- _EXERCISE INSTRUCTIONS_: List every line in this data where the string "name" occurs.

>> begin

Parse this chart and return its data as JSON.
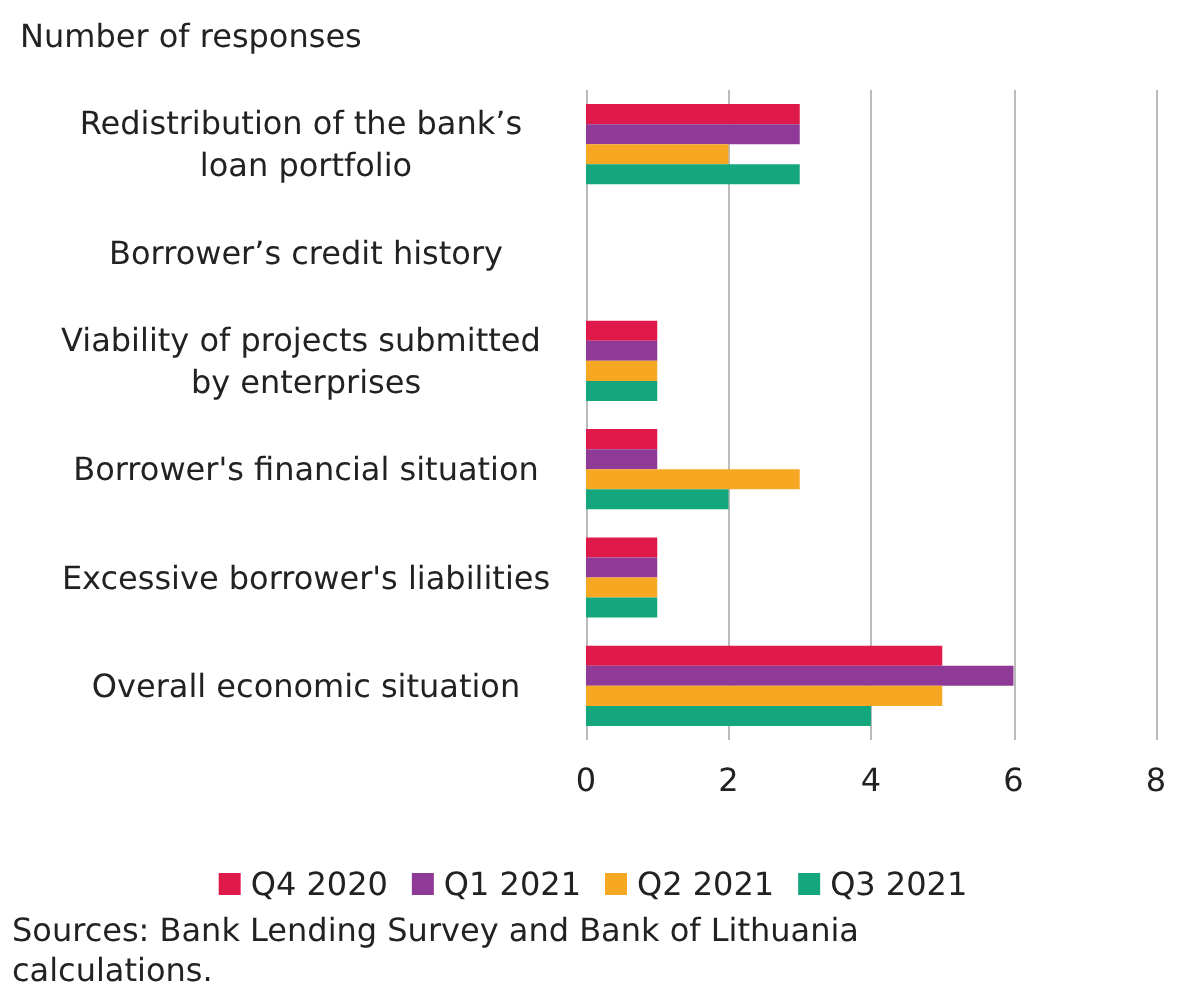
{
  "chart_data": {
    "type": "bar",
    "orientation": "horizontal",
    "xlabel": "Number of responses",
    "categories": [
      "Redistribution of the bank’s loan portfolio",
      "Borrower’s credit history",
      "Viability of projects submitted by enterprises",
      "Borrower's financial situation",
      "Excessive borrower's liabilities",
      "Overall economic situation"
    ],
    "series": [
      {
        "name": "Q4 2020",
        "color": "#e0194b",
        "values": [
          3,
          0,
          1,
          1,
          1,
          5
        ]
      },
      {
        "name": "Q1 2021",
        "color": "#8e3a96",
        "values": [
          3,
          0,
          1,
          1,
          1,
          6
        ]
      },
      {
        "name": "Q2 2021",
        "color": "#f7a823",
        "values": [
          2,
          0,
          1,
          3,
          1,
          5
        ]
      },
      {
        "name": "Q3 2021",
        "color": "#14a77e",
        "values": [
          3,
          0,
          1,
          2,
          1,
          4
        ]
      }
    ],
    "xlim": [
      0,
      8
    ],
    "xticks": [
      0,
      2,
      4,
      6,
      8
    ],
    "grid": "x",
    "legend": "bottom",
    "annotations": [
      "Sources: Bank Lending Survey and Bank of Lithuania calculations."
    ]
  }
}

>> end
>> begin

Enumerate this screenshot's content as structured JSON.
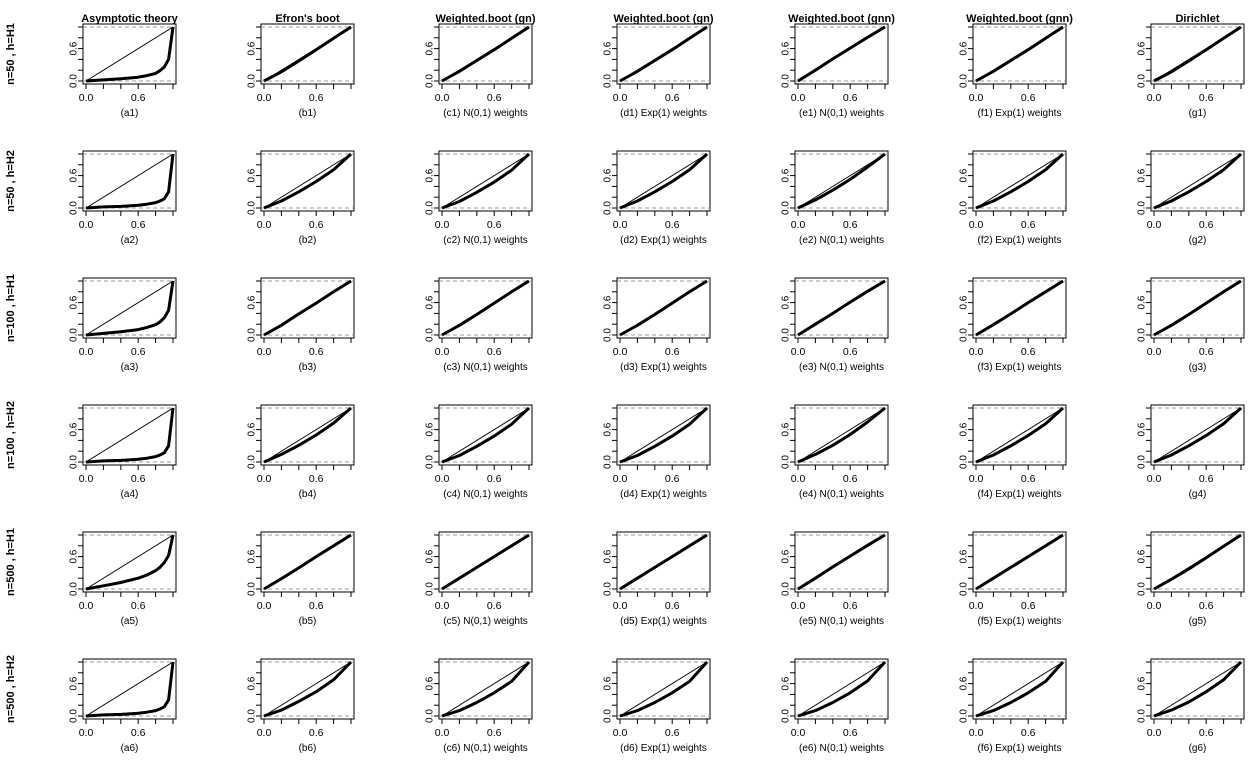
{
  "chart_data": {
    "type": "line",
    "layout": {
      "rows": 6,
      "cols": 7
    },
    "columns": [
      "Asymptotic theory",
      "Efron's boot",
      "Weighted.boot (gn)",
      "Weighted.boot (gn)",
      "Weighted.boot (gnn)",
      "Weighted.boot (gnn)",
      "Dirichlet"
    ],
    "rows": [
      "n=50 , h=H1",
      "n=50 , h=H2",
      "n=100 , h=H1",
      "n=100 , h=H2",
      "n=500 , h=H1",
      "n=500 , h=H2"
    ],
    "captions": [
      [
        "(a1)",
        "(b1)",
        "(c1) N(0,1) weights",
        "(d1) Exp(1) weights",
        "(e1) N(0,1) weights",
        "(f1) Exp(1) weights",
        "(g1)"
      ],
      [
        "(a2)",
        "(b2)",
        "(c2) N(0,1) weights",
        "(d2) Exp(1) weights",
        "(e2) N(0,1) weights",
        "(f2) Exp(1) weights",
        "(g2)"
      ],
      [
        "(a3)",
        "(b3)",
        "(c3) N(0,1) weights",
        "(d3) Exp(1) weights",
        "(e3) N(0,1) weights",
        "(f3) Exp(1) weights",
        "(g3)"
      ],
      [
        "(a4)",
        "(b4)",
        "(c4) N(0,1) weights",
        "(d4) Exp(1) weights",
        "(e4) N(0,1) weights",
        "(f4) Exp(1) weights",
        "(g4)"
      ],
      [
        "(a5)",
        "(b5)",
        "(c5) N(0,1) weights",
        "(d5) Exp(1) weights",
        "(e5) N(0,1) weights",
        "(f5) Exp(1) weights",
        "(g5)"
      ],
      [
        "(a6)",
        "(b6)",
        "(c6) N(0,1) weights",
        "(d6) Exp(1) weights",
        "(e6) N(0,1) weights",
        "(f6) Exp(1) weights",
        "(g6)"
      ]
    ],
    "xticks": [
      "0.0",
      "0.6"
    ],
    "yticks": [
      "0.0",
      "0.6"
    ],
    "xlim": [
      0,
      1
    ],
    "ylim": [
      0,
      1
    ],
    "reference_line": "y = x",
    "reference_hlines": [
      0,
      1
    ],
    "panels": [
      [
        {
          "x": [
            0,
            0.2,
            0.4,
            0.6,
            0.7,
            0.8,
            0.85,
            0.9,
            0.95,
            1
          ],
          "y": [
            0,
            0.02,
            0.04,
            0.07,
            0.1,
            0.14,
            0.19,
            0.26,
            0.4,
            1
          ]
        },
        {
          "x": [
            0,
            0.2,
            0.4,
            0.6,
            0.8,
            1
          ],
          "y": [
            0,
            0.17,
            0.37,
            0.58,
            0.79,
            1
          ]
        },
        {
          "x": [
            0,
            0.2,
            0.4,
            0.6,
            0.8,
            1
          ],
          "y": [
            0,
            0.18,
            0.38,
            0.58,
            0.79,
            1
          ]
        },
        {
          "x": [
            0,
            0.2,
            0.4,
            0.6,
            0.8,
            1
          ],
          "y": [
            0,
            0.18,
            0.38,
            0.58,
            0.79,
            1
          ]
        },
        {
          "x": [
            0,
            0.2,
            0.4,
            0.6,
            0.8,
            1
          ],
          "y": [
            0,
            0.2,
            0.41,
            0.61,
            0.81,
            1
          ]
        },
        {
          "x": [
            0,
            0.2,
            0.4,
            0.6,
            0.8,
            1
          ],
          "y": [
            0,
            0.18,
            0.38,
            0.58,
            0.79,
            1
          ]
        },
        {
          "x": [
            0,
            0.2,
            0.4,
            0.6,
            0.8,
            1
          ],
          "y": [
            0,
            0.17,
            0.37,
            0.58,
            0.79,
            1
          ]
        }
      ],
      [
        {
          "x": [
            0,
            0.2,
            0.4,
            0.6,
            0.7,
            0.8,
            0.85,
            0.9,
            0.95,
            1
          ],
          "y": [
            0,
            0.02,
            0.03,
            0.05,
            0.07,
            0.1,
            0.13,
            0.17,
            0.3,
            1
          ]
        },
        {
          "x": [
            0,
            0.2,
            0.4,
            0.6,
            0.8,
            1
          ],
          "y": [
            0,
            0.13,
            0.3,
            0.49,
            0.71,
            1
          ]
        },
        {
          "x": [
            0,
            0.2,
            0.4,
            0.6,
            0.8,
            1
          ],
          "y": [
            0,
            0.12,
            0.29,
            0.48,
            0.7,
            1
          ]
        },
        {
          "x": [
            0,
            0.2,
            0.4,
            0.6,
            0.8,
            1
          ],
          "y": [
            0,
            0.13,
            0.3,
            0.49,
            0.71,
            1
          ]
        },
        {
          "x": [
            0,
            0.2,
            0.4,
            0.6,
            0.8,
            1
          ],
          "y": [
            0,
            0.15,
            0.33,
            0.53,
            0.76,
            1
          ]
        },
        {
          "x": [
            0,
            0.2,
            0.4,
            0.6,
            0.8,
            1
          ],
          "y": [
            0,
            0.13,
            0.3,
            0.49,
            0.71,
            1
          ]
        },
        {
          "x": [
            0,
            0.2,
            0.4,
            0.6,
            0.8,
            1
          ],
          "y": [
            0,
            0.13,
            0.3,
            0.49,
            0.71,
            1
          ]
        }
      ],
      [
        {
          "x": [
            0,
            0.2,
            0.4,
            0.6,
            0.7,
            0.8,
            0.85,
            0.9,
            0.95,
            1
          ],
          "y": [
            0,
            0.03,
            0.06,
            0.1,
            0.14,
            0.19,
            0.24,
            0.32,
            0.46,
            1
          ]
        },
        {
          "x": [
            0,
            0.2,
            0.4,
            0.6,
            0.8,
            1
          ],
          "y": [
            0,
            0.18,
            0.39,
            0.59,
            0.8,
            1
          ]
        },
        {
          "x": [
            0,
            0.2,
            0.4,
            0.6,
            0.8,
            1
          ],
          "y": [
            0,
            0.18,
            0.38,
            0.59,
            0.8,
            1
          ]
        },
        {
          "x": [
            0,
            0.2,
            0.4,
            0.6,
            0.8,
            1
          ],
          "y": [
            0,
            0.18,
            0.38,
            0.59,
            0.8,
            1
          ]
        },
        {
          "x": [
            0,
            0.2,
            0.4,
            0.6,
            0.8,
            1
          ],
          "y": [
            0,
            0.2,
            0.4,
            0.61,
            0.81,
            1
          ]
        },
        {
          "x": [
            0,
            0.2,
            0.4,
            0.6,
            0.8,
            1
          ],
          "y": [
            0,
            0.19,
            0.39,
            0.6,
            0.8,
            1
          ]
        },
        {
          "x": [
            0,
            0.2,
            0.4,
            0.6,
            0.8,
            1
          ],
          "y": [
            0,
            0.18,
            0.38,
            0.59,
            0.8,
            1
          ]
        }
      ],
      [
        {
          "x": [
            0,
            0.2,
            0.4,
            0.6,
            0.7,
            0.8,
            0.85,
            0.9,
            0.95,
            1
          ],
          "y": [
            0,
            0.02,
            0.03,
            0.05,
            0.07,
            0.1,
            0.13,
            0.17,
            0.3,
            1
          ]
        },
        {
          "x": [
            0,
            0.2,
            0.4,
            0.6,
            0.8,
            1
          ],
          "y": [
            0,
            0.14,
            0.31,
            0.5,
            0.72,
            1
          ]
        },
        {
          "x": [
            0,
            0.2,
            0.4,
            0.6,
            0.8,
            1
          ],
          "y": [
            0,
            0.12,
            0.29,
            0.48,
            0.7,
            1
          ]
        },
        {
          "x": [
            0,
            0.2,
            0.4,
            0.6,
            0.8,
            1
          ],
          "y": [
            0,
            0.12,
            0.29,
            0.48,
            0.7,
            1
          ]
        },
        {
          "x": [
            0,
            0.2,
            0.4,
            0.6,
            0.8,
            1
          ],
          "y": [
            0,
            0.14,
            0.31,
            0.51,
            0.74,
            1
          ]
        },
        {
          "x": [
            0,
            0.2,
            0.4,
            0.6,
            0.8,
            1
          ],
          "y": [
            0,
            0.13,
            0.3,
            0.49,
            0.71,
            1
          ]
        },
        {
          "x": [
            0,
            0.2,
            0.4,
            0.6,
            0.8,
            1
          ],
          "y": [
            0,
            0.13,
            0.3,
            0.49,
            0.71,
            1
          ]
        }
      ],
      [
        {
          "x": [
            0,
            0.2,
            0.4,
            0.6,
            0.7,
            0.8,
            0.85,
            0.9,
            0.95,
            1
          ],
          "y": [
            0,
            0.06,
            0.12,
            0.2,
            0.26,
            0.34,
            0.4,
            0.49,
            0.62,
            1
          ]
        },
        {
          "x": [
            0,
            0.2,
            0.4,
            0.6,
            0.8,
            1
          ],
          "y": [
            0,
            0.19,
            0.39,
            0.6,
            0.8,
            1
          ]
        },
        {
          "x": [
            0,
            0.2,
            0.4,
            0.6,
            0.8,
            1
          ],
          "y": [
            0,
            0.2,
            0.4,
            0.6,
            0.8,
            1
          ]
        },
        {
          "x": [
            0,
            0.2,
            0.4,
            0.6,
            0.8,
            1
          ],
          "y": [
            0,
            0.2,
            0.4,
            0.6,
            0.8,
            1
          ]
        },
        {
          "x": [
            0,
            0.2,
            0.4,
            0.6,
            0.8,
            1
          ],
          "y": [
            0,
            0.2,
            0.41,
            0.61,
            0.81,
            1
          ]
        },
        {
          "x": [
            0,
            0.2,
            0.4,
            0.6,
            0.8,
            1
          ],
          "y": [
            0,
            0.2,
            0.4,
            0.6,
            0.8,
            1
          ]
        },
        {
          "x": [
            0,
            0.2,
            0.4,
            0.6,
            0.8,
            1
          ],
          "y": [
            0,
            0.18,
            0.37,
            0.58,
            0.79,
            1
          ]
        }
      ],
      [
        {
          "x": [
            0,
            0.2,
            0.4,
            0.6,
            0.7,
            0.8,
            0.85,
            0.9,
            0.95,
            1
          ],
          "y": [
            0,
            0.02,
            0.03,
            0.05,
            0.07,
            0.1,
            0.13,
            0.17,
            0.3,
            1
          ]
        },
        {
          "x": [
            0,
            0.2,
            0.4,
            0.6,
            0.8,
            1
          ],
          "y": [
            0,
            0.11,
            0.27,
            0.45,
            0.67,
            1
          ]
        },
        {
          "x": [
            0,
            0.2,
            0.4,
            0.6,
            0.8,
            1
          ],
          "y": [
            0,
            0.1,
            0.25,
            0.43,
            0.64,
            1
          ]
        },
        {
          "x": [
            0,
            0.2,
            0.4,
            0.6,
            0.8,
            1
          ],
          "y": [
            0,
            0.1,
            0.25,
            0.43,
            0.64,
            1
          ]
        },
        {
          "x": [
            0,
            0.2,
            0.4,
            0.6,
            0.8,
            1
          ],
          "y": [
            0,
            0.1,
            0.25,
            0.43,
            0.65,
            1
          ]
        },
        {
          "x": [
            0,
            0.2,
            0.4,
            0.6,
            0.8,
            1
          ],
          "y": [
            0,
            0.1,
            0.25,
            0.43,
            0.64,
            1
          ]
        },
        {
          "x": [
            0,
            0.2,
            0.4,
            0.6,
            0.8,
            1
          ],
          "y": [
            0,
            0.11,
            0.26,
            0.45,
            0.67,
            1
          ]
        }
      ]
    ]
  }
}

>> end

- _TASK SOLUTION_:
        "name": "Q4 2020",
        "name": "Q1 2021",
        "name": "Q2 2021",
        "name": "Q3 2021",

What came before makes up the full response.